**What the task requires**
How many lines in the records below contain the string "right"? Reply with only the number.

**Data supplied**
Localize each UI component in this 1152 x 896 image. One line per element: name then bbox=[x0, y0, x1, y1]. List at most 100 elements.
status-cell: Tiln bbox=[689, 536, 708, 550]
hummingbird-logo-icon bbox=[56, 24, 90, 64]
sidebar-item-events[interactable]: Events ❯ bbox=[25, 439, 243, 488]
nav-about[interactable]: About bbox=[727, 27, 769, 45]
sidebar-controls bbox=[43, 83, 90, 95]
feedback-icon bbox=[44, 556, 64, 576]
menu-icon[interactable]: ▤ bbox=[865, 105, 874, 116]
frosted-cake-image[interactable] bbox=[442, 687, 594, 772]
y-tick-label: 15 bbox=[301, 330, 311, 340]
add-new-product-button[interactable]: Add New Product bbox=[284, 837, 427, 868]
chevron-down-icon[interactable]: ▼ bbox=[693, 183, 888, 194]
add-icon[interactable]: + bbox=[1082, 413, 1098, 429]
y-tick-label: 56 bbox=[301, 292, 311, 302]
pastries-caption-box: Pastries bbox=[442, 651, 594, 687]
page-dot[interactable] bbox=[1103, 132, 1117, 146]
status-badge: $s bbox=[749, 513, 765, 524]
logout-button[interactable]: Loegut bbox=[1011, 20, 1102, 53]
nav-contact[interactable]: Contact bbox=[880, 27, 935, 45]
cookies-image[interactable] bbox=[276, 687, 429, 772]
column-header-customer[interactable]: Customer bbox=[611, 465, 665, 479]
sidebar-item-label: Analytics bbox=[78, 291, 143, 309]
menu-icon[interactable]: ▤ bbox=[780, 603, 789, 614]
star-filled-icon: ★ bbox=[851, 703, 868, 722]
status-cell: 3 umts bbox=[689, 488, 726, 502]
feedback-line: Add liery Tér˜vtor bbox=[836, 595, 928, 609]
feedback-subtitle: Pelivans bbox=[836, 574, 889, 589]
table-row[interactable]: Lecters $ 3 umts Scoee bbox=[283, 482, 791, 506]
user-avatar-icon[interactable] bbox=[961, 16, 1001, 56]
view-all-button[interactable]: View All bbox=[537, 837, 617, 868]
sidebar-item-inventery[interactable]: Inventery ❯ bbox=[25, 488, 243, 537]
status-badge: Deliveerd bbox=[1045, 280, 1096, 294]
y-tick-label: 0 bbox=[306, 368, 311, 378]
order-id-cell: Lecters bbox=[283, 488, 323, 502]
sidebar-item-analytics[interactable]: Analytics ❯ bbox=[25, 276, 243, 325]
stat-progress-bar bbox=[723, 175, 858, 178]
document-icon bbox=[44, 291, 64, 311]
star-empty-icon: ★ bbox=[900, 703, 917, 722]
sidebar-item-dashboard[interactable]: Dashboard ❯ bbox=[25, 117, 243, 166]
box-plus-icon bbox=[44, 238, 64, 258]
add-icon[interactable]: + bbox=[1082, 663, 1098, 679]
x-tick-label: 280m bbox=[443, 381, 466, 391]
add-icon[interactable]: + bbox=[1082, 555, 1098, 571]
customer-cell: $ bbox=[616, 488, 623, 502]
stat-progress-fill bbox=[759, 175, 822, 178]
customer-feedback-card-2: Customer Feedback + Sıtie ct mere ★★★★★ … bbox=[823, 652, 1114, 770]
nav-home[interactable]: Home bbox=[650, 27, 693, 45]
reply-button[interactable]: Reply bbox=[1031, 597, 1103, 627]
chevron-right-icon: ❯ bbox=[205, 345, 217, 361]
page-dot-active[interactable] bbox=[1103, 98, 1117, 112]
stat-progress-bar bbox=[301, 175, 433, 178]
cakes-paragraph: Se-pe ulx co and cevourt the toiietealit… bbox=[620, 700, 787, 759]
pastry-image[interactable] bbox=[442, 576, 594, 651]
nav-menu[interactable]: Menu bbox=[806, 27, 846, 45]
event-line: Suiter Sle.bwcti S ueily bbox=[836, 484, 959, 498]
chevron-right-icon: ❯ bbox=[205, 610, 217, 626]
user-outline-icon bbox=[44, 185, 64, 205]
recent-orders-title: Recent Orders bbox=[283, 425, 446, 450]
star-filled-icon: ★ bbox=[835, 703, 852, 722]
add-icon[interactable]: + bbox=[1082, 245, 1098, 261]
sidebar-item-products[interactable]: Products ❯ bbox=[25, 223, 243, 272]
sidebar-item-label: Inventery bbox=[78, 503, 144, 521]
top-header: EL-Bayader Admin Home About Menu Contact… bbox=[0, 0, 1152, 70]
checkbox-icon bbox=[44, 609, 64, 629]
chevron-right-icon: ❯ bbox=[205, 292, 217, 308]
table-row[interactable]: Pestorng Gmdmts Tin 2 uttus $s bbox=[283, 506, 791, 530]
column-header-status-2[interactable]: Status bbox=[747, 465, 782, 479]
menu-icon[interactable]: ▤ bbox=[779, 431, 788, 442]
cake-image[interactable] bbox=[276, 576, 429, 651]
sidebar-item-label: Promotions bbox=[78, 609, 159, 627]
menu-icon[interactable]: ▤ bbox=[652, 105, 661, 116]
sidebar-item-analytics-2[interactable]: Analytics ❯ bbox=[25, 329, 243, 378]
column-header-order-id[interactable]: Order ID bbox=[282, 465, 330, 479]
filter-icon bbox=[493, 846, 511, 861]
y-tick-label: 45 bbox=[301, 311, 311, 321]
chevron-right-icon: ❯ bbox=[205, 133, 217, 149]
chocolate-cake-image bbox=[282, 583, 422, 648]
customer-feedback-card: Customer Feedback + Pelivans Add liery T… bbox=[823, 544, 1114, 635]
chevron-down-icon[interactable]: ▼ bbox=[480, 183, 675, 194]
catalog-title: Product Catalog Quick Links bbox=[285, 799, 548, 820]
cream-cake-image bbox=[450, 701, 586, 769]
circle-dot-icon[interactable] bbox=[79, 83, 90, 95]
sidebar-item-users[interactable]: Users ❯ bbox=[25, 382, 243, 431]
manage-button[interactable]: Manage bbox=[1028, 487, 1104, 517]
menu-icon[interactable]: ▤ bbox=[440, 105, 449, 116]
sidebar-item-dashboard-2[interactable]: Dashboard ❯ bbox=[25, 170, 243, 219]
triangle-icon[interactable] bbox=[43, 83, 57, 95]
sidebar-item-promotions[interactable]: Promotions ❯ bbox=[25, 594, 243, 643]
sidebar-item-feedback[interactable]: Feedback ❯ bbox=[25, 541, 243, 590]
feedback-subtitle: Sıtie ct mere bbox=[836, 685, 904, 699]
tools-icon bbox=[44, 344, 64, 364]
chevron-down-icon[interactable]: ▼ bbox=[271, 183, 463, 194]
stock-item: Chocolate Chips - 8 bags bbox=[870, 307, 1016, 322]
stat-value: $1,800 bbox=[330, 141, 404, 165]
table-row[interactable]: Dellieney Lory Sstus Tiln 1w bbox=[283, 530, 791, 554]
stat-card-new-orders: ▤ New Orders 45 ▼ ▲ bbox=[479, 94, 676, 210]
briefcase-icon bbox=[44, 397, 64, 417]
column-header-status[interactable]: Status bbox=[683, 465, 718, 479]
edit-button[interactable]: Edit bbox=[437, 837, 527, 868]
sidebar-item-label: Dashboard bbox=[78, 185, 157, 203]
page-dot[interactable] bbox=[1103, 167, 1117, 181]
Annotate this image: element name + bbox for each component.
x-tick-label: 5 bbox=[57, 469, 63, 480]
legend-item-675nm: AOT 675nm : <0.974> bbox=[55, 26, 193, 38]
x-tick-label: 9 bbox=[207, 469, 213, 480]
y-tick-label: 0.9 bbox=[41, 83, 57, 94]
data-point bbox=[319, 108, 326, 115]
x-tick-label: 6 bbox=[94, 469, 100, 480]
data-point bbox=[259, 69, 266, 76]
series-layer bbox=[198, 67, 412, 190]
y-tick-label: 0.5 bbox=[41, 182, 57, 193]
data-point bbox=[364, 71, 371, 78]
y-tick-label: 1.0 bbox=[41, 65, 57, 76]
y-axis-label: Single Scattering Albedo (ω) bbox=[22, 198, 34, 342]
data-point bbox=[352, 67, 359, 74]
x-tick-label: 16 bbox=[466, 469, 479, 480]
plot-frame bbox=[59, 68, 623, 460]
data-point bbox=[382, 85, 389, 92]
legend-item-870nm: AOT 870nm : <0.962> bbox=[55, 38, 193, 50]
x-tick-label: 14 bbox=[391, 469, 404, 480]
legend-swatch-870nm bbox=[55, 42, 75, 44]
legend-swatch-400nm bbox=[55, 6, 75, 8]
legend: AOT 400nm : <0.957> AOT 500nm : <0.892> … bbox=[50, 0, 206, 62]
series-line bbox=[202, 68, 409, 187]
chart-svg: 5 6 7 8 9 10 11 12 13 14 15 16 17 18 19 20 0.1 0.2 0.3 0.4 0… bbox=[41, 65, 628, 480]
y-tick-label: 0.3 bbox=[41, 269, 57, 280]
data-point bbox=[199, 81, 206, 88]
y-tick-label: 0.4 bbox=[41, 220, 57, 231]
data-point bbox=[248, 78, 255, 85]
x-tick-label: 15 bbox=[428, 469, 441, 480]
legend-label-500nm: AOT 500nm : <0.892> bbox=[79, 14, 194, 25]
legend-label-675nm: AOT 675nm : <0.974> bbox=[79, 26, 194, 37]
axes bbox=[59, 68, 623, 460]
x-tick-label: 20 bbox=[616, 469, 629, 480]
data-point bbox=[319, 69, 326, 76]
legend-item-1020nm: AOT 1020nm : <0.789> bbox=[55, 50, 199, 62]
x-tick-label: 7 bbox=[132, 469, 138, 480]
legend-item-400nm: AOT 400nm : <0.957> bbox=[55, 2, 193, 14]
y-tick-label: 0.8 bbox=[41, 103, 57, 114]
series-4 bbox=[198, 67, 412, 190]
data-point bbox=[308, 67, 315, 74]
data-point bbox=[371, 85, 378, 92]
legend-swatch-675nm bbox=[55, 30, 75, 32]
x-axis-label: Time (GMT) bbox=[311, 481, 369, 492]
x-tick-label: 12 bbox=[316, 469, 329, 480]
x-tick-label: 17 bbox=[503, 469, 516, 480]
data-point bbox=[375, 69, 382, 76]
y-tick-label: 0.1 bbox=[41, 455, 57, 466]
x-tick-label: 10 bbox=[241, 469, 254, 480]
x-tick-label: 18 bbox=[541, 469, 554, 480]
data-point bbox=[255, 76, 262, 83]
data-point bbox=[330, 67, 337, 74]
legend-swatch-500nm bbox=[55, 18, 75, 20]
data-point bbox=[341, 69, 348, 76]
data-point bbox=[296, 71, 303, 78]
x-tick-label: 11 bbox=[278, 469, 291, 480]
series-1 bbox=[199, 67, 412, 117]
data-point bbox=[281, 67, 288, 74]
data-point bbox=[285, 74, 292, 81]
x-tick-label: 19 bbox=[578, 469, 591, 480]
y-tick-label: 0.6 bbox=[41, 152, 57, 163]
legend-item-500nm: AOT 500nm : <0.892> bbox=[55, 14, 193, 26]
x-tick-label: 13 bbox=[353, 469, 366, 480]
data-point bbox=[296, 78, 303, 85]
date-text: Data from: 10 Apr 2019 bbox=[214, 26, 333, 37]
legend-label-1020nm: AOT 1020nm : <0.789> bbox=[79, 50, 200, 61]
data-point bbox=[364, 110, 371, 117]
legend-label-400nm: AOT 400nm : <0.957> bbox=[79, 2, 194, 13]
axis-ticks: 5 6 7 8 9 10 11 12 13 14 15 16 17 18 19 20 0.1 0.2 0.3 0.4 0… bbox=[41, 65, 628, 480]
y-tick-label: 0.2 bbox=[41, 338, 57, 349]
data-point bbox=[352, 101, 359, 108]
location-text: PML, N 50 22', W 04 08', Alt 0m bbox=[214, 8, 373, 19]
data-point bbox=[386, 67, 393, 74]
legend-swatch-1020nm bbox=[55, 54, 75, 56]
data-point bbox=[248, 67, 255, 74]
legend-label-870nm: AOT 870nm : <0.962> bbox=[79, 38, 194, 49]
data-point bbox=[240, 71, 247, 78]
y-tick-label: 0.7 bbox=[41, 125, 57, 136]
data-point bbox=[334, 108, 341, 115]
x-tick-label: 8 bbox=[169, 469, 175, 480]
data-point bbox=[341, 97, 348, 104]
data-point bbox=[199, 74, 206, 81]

**Answer for the task**
4